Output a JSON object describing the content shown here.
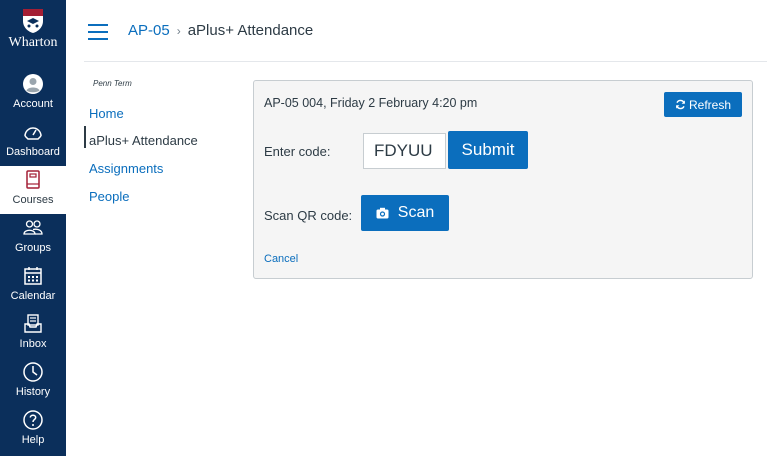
{
  "colors": {
    "nav_bg": "#0b2f5b",
    "link": "#0b6ebd",
    "button": "#0b6ebd",
    "text": "#2d3b45",
    "panel_bg": "#f5f5f5",
    "brand_red": "#a41f35"
  },
  "brand": {
    "name": "Wharton",
    "logo_icon": "penn-shield-icon"
  },
  "global_nav": {
    "items": [
      {
        "label": "Account",
        "icon": "account-avatar-icon"
      },
      {
        "label": "Dashboard",
        "icon": "dashboard-gauge-icon"
      },
      {
        "label": "Courses",
        "icon": "courses-book-icon",
        "active": true
      },
      {
        "label": "Groups",
        "icon": "groups-icon"
      },
      {
        "label": "Calendar",
        "icon": "calendar-icon"
      },
      {
        "label": "Inbox",
        "icon": "inbox-icon"
      },
      {
        "label": "History",
        "icon": "history-clock-icon"
      },
      {
        "label": "Help",
        "icon": "help-icon"
      }
    ]
  },
  "header": {
    "menu_icon": "hamburger-menu-icon",
    "breadcrumb": {
      "course": "AP-05",
      "separator": "›",
      "current": "aPlus+ Attendance"
    }
  },
  "course_nav": {
    "term": "Penn Term",
    "items": [
      {
        "label": "Home"
      },
      {
        "label": "aPlus+ Attendance",
        "active": true
      },
      {
        "label": "Assignments"
      },
      {
        "label": "People"
      }
    ]
  },
  "attendance": {
    "session_title": "AP-05 004, Friday 2 February 4:20 pm",
    "refresh_label": "Refresh",
    "refresh_icon": "refresh-icon",
    "enter_code_label": "Enter code:",
    "code_value": "FDYUU",
    "submit_label": "Submit",
    "scan_qr_label": "Scan QR code:",
    "scan_label": "Scan",
    "scan_icon": "camera-icon",
    "cancel_label": "Cancel"
  }
}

WHAT THE TASK REQUIRES
Note every line above where the string "aPlus" shows up, and copy those lines.

COMPLETED TASK
      "current": "aPlus+ Attendance"
        "label": "aPlus+ Attendance",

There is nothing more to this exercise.